■ What is being asked ■
For the data that follows, report how many lines contain the word "Experience", and nothing else.

■ Material provided ■
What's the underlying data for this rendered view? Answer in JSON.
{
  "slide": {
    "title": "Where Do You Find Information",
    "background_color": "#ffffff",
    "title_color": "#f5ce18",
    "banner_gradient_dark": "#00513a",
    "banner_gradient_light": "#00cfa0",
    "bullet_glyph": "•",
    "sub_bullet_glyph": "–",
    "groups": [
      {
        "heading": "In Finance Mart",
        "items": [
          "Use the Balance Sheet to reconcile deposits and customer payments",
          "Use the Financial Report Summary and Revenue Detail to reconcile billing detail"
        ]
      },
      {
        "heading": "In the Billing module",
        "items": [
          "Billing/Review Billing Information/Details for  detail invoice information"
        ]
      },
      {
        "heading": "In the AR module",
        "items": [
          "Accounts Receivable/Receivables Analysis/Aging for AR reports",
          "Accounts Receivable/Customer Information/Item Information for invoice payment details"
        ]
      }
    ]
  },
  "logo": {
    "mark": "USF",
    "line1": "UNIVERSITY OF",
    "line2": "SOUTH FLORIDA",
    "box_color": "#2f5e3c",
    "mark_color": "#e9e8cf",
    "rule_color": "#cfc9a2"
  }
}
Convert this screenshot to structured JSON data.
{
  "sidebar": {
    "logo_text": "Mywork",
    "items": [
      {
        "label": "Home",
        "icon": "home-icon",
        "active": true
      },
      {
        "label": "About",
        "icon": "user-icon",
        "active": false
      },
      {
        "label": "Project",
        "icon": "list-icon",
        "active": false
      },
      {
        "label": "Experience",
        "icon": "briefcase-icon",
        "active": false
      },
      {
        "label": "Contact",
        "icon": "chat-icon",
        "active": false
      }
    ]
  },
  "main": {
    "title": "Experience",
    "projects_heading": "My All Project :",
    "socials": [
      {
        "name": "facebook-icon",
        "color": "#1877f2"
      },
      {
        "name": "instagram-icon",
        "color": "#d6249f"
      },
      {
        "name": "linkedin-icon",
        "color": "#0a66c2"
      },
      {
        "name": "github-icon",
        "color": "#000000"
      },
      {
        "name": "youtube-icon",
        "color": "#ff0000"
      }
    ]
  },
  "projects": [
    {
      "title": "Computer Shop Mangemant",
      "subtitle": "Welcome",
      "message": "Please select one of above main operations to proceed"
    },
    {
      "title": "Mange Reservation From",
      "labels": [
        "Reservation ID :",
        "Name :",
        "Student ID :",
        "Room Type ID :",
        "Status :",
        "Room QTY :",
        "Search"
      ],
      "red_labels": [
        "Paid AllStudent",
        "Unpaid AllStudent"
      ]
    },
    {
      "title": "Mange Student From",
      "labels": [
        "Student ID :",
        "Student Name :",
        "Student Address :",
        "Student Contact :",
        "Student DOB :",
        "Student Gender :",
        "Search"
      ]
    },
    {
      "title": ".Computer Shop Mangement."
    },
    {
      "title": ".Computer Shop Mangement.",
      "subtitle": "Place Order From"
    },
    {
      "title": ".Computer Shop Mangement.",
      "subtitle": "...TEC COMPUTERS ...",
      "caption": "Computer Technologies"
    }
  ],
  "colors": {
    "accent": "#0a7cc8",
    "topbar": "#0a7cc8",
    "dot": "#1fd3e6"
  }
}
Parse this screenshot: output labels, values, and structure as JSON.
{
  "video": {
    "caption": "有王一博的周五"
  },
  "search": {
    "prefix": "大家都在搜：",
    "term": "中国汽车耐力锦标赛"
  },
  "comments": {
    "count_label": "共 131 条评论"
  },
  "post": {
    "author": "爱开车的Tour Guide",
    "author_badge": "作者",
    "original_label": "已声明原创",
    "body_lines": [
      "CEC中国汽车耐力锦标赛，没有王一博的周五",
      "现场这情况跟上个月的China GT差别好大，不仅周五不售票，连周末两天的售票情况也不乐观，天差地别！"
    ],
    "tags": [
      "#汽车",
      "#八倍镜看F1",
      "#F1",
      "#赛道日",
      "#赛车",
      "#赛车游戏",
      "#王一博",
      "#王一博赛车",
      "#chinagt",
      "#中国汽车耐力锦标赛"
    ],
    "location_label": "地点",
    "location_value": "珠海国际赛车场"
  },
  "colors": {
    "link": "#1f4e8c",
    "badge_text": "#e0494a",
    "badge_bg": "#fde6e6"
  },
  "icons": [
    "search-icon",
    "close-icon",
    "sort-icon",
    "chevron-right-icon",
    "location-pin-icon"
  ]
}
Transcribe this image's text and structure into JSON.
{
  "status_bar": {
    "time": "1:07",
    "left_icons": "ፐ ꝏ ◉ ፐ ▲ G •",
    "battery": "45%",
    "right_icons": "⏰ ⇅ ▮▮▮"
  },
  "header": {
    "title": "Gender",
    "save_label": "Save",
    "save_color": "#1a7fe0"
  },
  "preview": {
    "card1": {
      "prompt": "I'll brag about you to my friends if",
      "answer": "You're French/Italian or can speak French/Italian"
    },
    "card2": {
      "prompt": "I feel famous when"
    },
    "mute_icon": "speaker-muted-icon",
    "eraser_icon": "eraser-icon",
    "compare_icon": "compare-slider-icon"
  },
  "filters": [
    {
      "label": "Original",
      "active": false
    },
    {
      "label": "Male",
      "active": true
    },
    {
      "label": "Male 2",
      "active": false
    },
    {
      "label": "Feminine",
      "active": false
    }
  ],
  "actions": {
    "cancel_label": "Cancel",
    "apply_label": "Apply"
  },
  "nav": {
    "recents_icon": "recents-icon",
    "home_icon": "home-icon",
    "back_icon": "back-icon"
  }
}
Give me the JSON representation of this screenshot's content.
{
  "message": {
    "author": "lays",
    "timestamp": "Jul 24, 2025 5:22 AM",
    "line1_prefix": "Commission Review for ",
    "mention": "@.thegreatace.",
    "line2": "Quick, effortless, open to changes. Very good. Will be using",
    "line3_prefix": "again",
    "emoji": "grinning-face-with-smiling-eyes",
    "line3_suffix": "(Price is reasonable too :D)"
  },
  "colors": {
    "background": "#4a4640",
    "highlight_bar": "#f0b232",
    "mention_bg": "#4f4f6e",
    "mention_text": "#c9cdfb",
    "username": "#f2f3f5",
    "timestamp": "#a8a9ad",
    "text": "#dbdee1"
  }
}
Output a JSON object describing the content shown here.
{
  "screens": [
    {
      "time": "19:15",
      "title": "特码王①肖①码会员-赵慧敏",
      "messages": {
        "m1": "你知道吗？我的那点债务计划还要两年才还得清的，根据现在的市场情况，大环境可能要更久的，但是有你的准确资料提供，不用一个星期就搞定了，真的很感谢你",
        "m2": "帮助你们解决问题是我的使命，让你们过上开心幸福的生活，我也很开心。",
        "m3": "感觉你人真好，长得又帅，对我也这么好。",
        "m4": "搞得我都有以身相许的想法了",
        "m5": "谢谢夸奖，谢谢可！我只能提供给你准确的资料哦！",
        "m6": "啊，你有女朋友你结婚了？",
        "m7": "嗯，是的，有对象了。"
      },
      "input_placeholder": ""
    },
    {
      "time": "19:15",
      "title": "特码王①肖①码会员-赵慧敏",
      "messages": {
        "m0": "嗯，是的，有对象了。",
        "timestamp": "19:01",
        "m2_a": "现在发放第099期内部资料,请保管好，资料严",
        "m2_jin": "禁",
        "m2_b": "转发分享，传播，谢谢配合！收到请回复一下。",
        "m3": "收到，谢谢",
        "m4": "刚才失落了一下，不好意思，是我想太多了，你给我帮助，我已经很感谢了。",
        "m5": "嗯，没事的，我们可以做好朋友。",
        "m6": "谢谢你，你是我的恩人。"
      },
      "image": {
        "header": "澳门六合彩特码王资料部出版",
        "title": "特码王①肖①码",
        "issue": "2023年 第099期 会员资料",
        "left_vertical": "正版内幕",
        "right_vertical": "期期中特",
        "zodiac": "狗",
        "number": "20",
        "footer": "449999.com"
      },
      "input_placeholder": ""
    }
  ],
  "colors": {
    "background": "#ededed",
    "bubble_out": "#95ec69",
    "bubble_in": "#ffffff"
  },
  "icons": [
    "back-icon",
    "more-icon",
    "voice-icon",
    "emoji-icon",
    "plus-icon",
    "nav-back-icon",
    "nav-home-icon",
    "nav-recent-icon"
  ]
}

■ Exercise response ■
2